## Begin
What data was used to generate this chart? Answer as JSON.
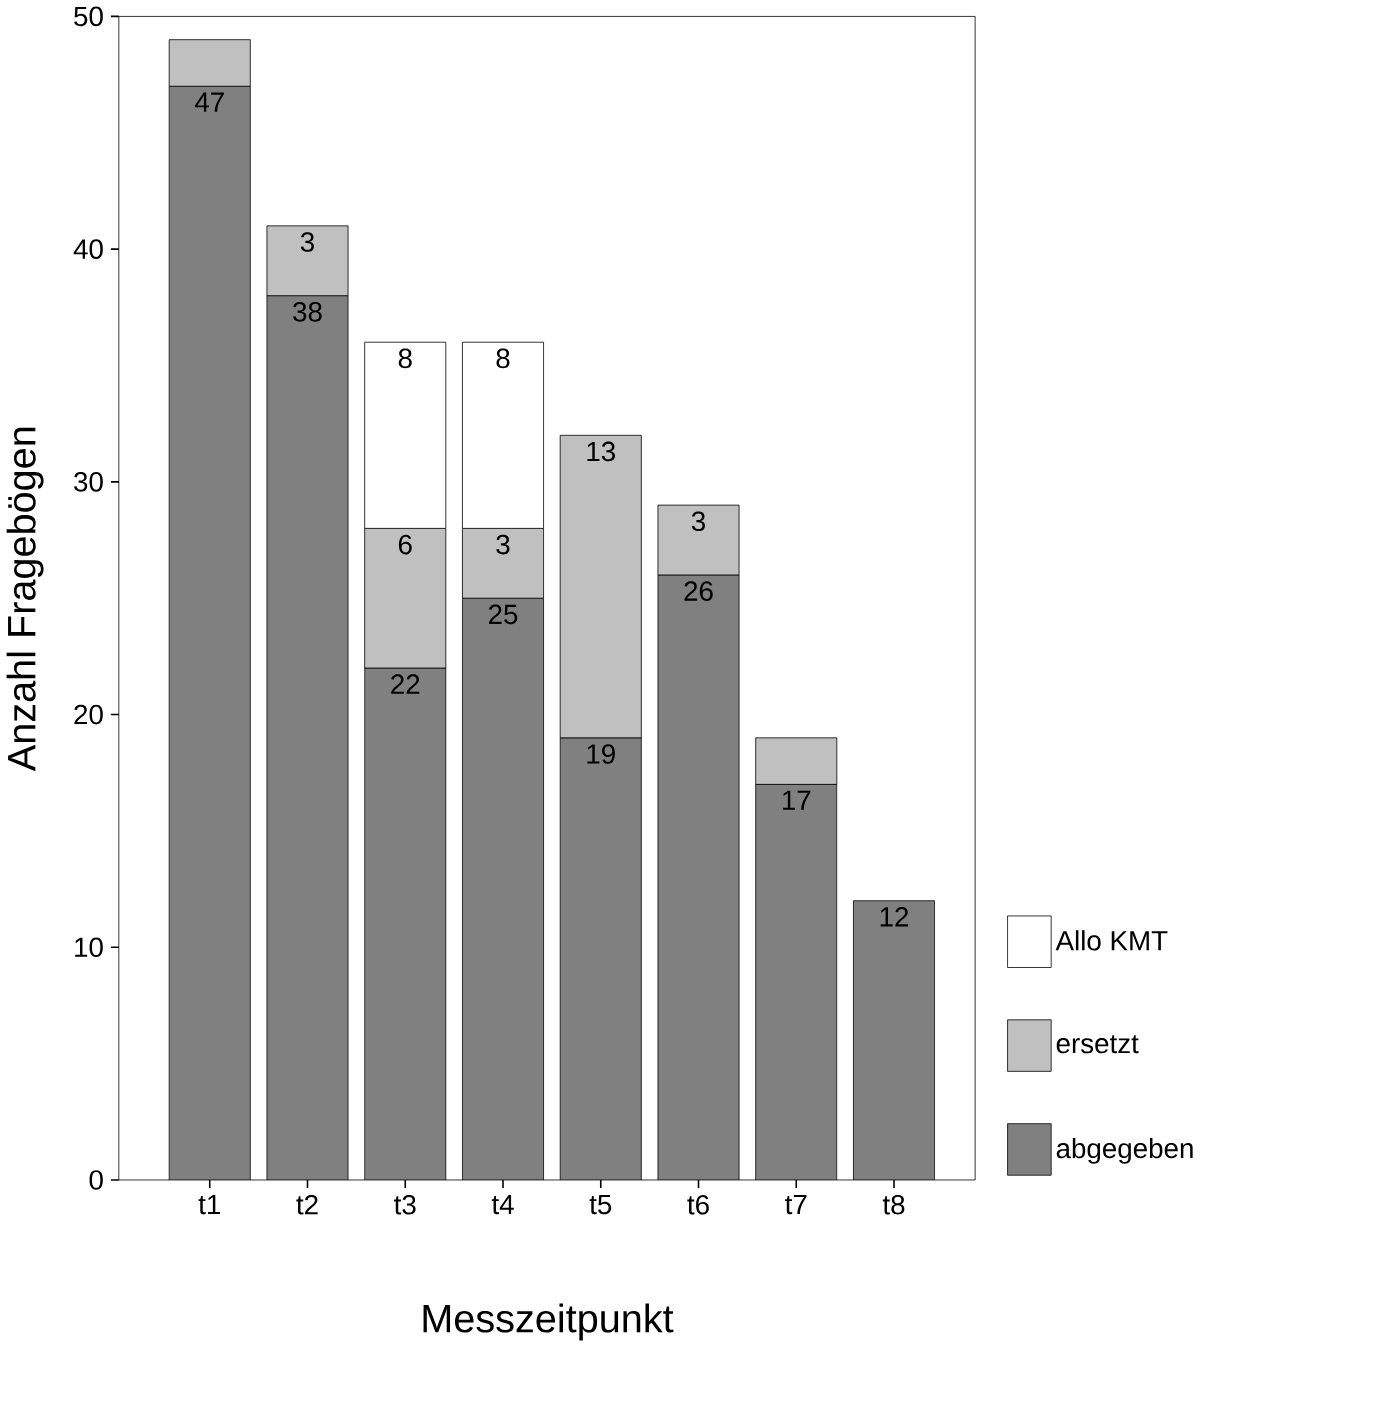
{
  "chart_data": {
    "type": "bar",
    "stacked": true,
    "xlabel": "Messzeitpunkt",
    "ylabel": "Anzahl Fragebögen",
    "categories": [
      "t1",
      "t2",
      "t3",
      "t4",
      "t5",
      "t6",
      "t7",
      "t8"
    ],
    "series": [
      {
        "name": "abgegeben",
        "color": "#808080",
        "values": [
          47,
          38,
          22,
          25,
          19,
          26,
          17,
          12
        ],
        "value_labels": [
          "47",
          "38",
          "22",
          "25",
          "19",
          "26",
          "17",
          "12"
        ]
      },
      {
        "name": "ersetzt",
        "color": "#c0c0c0",
        "values": [
          2,
          3,
          6,
          3,
          13,
          3,
          2,
          0
        ],
        "value_labels": [
          null,
          "3",
          "6",
          "3",
          "13",
          "3",
          null,
          null
        ]
      },
      {
        "name": "Allo KMT",
        "color": "#ffffff",
        "values": [
          0,
          0,
          8,
          8,
          0,
          0,
          0,
          0
        ],
        "value_labels": [
          null,
          null,
          "8",
          "8",
          null,
          null,
          null,
          null
        ]
      }
    ],
    "ylim": [
      0,
      50
    ],
    "yticks": [
      0,
      10,
      20,
      30,
      40,
      50
    ],
    "grid": false,
    "legend": "bottom right"
  }
}
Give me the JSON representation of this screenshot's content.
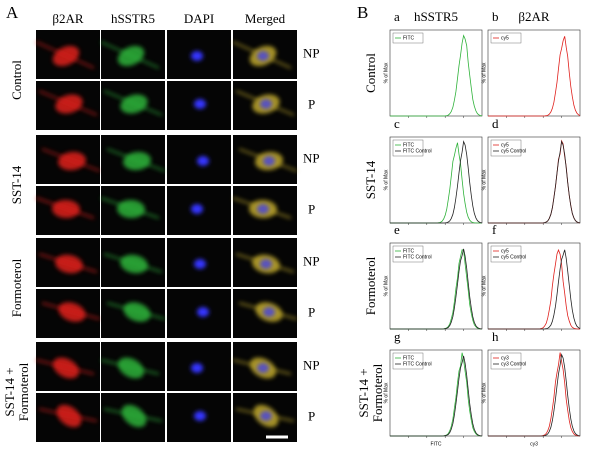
{
  "panel_a": {
    "label": "A",
    "columns": [
      "β2AR",
      "hSSTR5",
      "DAPI",
      "Merged"
    ],
    "groups": [
      {
        "label": [
          "Control"
        ],
        "rows": [
          "NP",
          "P"
        ]
      },
      {
        "label": [
          "SST-14"
        ],
        "rows": [
          "NP",
          "P"
        ]
      },
      {
        "label": [
          "Formoterol"
        ],
        "rows": [
          "NP",
          "P"
        ]
      },
      {
        "label": [
          "SST-14 +",
          "Formoterol"
        ],
        "rows": [
          "NP",
          "P"
        ]
      }
    ]
  },
  "panel_b": {
    "label": "B",
    "columns": [
      "hSSTR5",
      "β2AR"
    ],
    "row_labels": [
      [
        "Control"
      ],
      [
        "SST-14"
      ],
      [
        "Formoterol"
      ],
      [
        "SST-14 +",
        "Formoterol"
      ]
    ],
    "y_label": "% of Max",
    "plots": [
      {
        "letter": "a",
        "legend": [
          "FITC"
        ]
      },
      {
        "letter": "b",
        "legend": [
          "cy5"
        ]
      },
      {
        "letter": "c",
        "legend": [
          "FITC",
          "FITC Control"
        ]
      },
      {
        "letter": "d",
        "legend": [
          "cy5",
          "cy5 Control"
        ]
      },
      {
        "letter": "e",
        "legend": [
          "FITC",
          "FITC Control"
        ]
      },
      {
        "letter": "f",
        "legend": [
          "cy5",
          "cy5 Control"
        ]
      },
      {
        "letter": "g",
        "legend": [
          "FITC",
          "FITC Control"
        ],
        "x_label": "FITC"
      },
      {
        "letter": "h",
        "legend": [
          "cy3",
          "cy3 Control"
        ],
        "x_label": "cy3"
      }
    ]
  }
}
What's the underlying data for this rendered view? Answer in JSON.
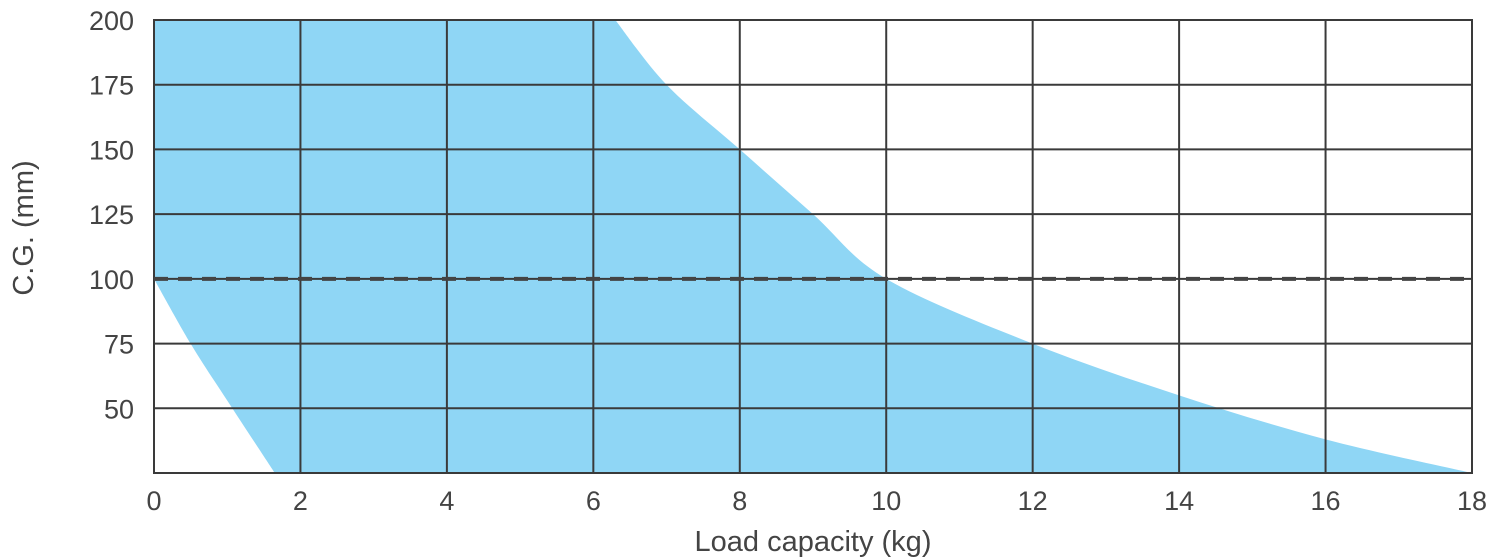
{
  "chart_data": {
    "type": "area",
    "title": "",
    "xlabel": "Load capacity (kg)",
    "ylabel": "C.G. (mm)",
    "xlim": [
      0,
      18
    ],
    "ylim": [
      25,
      200
    ],
    "x_ticks": [
      0,
      2,
      4,
      6,
      8,
      10,
      12,
      14,
      16,
      18
    ],
    "x_tick_labels": [
      "0",
      "2",
      "4",
      "6",
      "8",
      "10",
      "12",
      "14",
      "16",
      "18"
    ],
    "y_ticks": [
      50,
      75,
      100,
      125,
      150,
      175,
      200
    ],
    "y_tick_labels": [
      "50",
      "75",
      "100",
      "125",
      "150",
      "175",
      "200"
    ],
    "grid": true,
    "series": [
      {
        "type": "area",
        "fill_color": "#8fd6f5",
        "upper_boundary": [
          {
            "x": 0,
            "y": 200
          },
          {
            "x": 6.3,
            "y": 200
          },
          {
            "x": 7,
            "y": 175
          },
          {
            "x": 8,
            "y": 150
          },
          {
            "x": 9,
            "y": 125
          },
          {
            "x": 10,
            "y": 100
          },
          {
            "x": 12,
            "y": 75
          },
          {
            "x": 14,
            "y": 55
          },
          {
            "x": 16,
            "y": 38
          },
          {
            "x": 18,
            "y": 25
          }
        ],
        "lower_boundary": [
          {
            "x": 0,
            "y": 100
          },
          {
            "x": 0.5,
            "y": 75
          },
          {
            "x": 1,
            "y": 53
          },
          {
            "x": 1.65,
            "y": 25
          }
        ]
      }
    ],
    "reference_lines": [
      {
        "orientation": "horizontal",
        "y": 100,
        "style": "dashed",
        "color": "#444444"
      }
    ]
  }
}
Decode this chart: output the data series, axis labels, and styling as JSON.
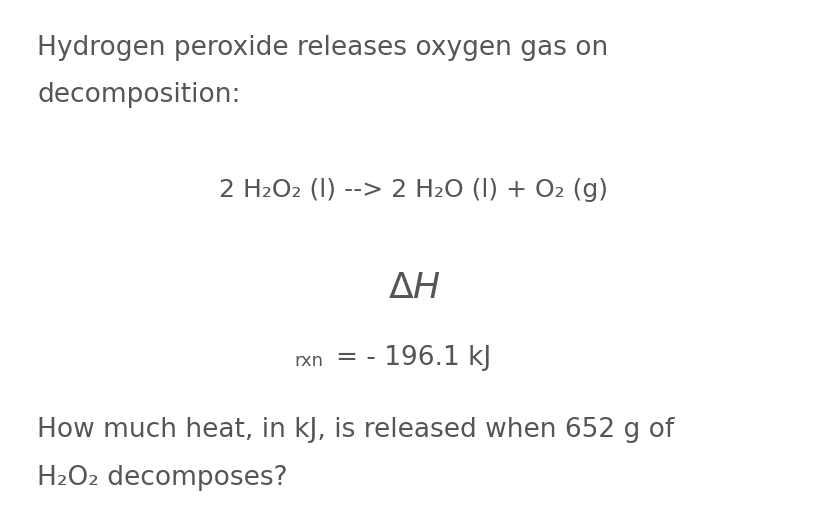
{
  "background_color": "#ffffff",
  "text_color": "#555555",
  "fig_width": 8.28,
  "fig_height": 5.31,
  "dpi": 100,
  "line1": "Hydrogen peroxide releases oxygen gas on",
  "line2": "decomposition:",
  "reaction": "2 H₂O₂ (l) --> 2 H₂O (l) + O₂ (g)",
  "rxn_label": "rxn",
  "rxn_value": "= - 196.1 kJ",
  "question_line1": "How much heat, in kJ, is released when 652 g of",
  "question_line2": "H₂O₂ decomposes?",
  "font_size_text": 19,
  "font_size_reaction": 18,
  "font_size_delta": 26,
  "font_size_rxn_sub": 13,
  "font_size_rxn_value": 19,
  "font_family": "DejaVu Sans"
}
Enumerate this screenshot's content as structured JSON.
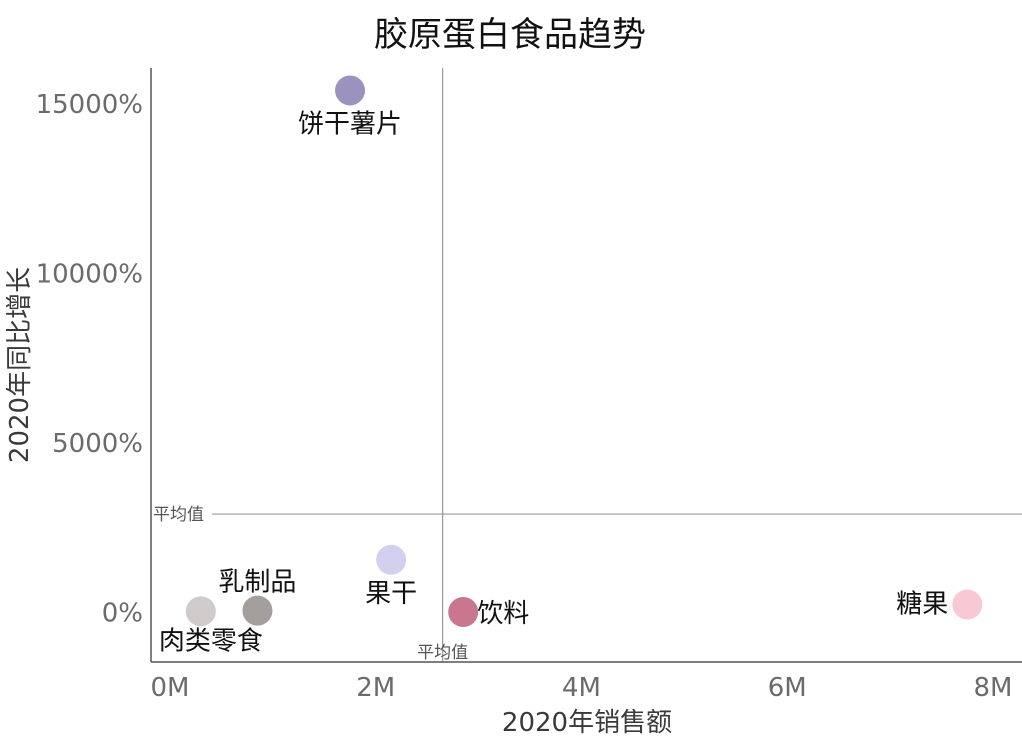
{
  "chart_data": {
    "type": "scatter",
    "title": "胶原蛋白食品趋势",
    "xlabel": "2020年销售额",
    "ylabel": "2020年同比增长",
    "xlim": [
      0,
      8000000
    ],
    "ylim": [
      -1200,
      16800
    ],
    "x_ticks": [
      {
        "value": 0,
        "label": "0M"
      },
      {
        "value": 2000000,
        "label": "2M"
      },
      {
        "value": 4000000,
        "label": "4M"
      },
      {
        "value": 6000000,
        "label": "6M"
      },
      {
        "value": 8000000,
        "label": "8M"
      }
    ],
    "y_ticks": [
      {
        "value": 0,
        "label": "0%"
      },
      {
        "value": 5000,
        "label": "5000%"
      },
      {
        "value": 10000,
        "label": "10000%"
      },
      {
        "value": 15000,
        "label": "15000%"
      }
    ],
    "points": [
      {
        "name": "饼干薯片",
        "x": 1750000,
        "y": 15400,
        "color": "#9b93be",
        "label_pos": "below"
      },
      {
        "name": "果干",
        "x": 2150000,
        "y": 1550,
        "color": "#d3d0ef",
        "label_pos": "below"
      },
      {
        "name": "乳制品",
        "x": 850000,
        "y": 50,
        "color": "#a49e9d",
        "label_pos": "above"
      },
      {
        "name": "肉类零食",
        "x": 300000,
        "y": 30,
        "color": "#cfcbcb",
        "label_pos": "below"
      },
      {
        "name": "饮料",
        "x": 2850000,
        "y": 10,
        "color": "#c9778f",
        "label_pos": "right"
      },
      {
        "name": "糖果",
        "x": 7750000,
        "y": 230,
        "color": "#f8c9d4",
        "label_pos": "left"
      }
    ],
    "reference_lines": {
      "x_mean": 2650000,
      "y_mean": 2900,
      "x_label": "平均值",
      "y_label": "平均值"
    },
    "grid": false,
    "legend": "none"
  }
}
## End
__Exercise goal__
Copy out the entries verbatim and leave the images out.

__The result__
What data was used to generate this chart? Answer as JSON.
{
  "chart_data": {
    "type": "bar",
    "stacked": true,
    "xlabel": "Messzeitpunkt",
    "ylabel": "Anzahl Fragebögen",
    "categories": [
      "t1",
      "t2",
      "t3",
      "t4",
      "t5",
      "t6",
      "t7",
      "t8"
    ],
    "series": [
      {
        "name": "abgegeben",
        "color": "#808080",
        "values": [
          47,
          38,
          22,
          25,
          19,
          26,
          17,
          12
        ],
        "value_labels": [
          "47",
          "38",
          "22",
          "25",
          "19",
          "26",
          "17",
          "12"
        ]
      },
      {
        "name": "ersetzt",
        "color": "#c0c0c0",
        "values": [
          2,
          3,
          6,
          3,
          13,
          3,
          2,
          0
        ],
        "value_labels": [
          null,
          "3",
          "6",
          "3",
          "13",
          "3",
          null,
          null
        ]
      },
      {
        "name": "Allo KMT",
        "color": "#ffffff",
        "values": [
          0,
          0,
          8,
          8,
          0,
          0,
          0,
          0
        ],
        "value_labels": [
          null,
          null,
          "8",
          "8",
          null,
          null,
          null,
          null
        ]
      }
    ],
    "ylim": [
      0,
      50
    ],
    "yticks": [
      0,
      10,
      20,
      30,
      40,
      50
    ],
    "grid": false,
    "legend": "bottom right"
  }
}
Give me the JSON representation of this screenshot's content.
{
  "panel_a": {
    "label": "A",
    "columns": [
      "β2AR",
      "hSSTR5",
      "DAPI",
      "Merged"
    ],
    "groups": [
      {
        "label": [
          "Control"
        ],
        "rows": [
          "NP",
          "P"
        ]
      },
      {
        "label": [
          "SST-14"
        ],
        "rows": [
          "NP",
          "P"
        ]
      },
      {
        "label": [
          "Formoterol"
        ],
        "rows": [
          "NP",
          "P"
        ]
      },
      {
        "label": [
          "SST-14 +",
          "Formoterol"
        ],
        "rows": [
          "NP",
          "P"
        ]
      }
    ]
  },
  "panel_b": {
    "label": "B",
    "columns": [
      "hSSTR5",
      "β2AR"
    ],
    "row_labels": [
      [
        "Control"
      ],
      [
        "SST-14"
      ],
      [
        "Formoterol"
      ],
      [
        "SST-14 +",
        "Formoterol"
      ]
    ],
    "y_label": "% of Max",
    "plots": [
      {
        "letter": "a",
        "legend": [
          "FITC"
        ]
      },
      {
        "letter": "b",
        "legend": [
          "cy5"
        ]
      },
      {
        "letter": "c",
        "legend": [
          "FITC",
          "FITC Control"
        ]
      },
      {
        "letter": "d",
        "legend": [
          "cy5",
          "cy5 Control"
        ]
      },
      {
        "letter": "e",
        "legend": [
          "FITC",
          "FITC Control"
        ]
      },
      {
        "letter": "f",
        "legend": [
          "cy5",
          "cy5 Control"
        ]
      },
      {
        "letter": "g",
        "legend": [
          "FITC",
          "FITC Control"
        ],
        "x_label": "FITC"
      },
      {
        "letter": "h",
        "legend": [
          "cy3",
          "cy3 Control"
        ],
        "x_label": "cy3"
      }
    ]
  }
}
What's the underlying data for this rendered view? Answer in JSON.
{
  "chart_data": {
    "type": "area",
    "title": "",
    "xlabel": "Load capacity (kg)",
    "ylabel": "C.G. (mm)",
    "xlim": [
      0,
      18
    ],
    "ylim": [
      25,
      200
    ],
    "x_ticks": [
      0,
      2,
      4,
      6,
      8,
      10,
      12,
      14,
      16,
      18
    ],
    "x_tick_labels": [
      "0",
      "2",
      "4",
      "6",
      "8",
      "10",
      "12",
      "14",
      "16",
      "18"
    ],
    "y_ticks": [
      50,
      75,
      100,
      125,
      150,
      175,
      200
    ],
    "y_tick_labels": [
      "50",
      "75",
      "100",
      "125",
      "150",
      "175",
      "200"
    ],
    "grid": true,
    "series": [
      {
        "type": "area",
        "fill_color": "#8fd6f5",
        "upper_boundary": [
          {
            "x": 0,
            "y": 200
          },
          {
            "x": 6.3,
            "y": 200
          },
          {
            "x": 7,
            "y": 175
          },
          {
            "x": 8,
            "y": 150
          },
          {
            "x": 9,
            "y": 125
          },
          {
            "x": 10,
            "y": 100
          },
          {
            "x": 12,
            "y": 75
          },
          {
            "x": 14,
            "y": 55
          },
          {
            "x": 16,
            "y": 38
          },
          {
            "x": 18,
            "y": 25
          }
        ],
        "lower_boundary": [
          {
            "x": 0,
            "y": 100
          },
          {
            "x": 0.5,
            "y": 75
          },
          {
            "x": 1,
            "y": 53
          },
          {
            "x": 1.65,
            "y": 25
          }
        ]
      }
    ],
    "reference_lines": [
      {
        "orientation": "horizontal",
        "y": 100,
        "style": "dashed",
        "color": "#444444"
      }
    ]
  }
}
Decode this chart: output the data series, axis labels, and styling as JSON.
{
  "background_color": "#ffffff",
  "text_color": "#555555",
  "fig_width": 8.28,
  "fig_height": 5.31,
  "dpi": 100,
  "line1": "Hydrogen peroxide releases oxygen gas on",
  "line2": "decomposition:",
  "reaction": "2 H₂O₂ (l) --> 2 H₂O (l) + O₂ (g)",
  "rxn_label": "rxn",
  "rxn_value": "= - 196.1 kJ",
  "question_line1": "How much heat, in kJ, is released when 652 g of",
  "question_line2": "H₂O₂ decomposes?",
  "font_size_text": 19,
  "font_size_reaction": 18,
  "font_size_delta": 26,
  "font_size_rxn_sub": 13,
  "font_size_rxn_value": 19,
  "font_family": "DejaVu Sans"
}
Enumerate this screenshot's content as structured JSON.
{
  "chart_data": {
    "type": "scatter",
    "title": "胶原蛋白食品趋势",
    "xlabel": "2020年销售额",
    "ylabel": "2020年同比增长",
    "xlim": [
      0,
      8000000
    ],
    "ylim": [
      -1200,
      16800
    ],
    "x_ticks": [
      {
        "value": 0,
        "label": "0M"
      },
      {
        "value": 2000000,
        "label": "2M"
      },
      {
        "value": 4000000,
        "label": "4M"
      },
      {
        "value": 6000000,
        "label": "6M"
      },
      {
        "value": 8000000,
        "label": "8M"
      }
    ],
    "y_ticks": [
      {
        "value": 0,
        "label": "0%"
      },
      {
        "value": 5000,
        "label": "5000%"
      },
      {
        "value": 10000,
        "label": "10000%"
      },
      {
        "value": 15000,
        "label": "15000%"
      }
    ],
    "points": [
      {
        "name": "饼干薯片",
        "x": 1750000,
        "y": 15400,
        "color": "#9b93be",
        "label_pos": "below"
      },
      {
        "name": "果干",
        "x": 2150000,
        "y": 1550,
        "color": "#d3d0ef",
        "label_pos": "below"
      },
      {
        "name": "乳制品",
        "x": 850000,
        "y": 50,
        "color": "#a49e9d",
        "label_pos": "above"
      },
      {
        "name": "肉类零食",
        "x": 300000,
        "y": 30,
        "color": "#cfcbcb",
        "label_pos": "below"
      },
      {
        "name": "饮料",
        "x": 2850000,
        "y": 10,
        "color": "#c9778f",
        "label_pos": "right"
      },
      {
        "name": "糖果",
        "x": 7750000,
        "y": 230,
        "color": "#f8c9d4",
        "label_pos": "left"
      }
    ],
    "reference_lines": {
      "x_mean": 2650000,
      "y_mean": 2900,
      "x_label": "平均值",
      "y_label": "平均值"
    },
    "grid": false,
    "legend": "none"
  }
}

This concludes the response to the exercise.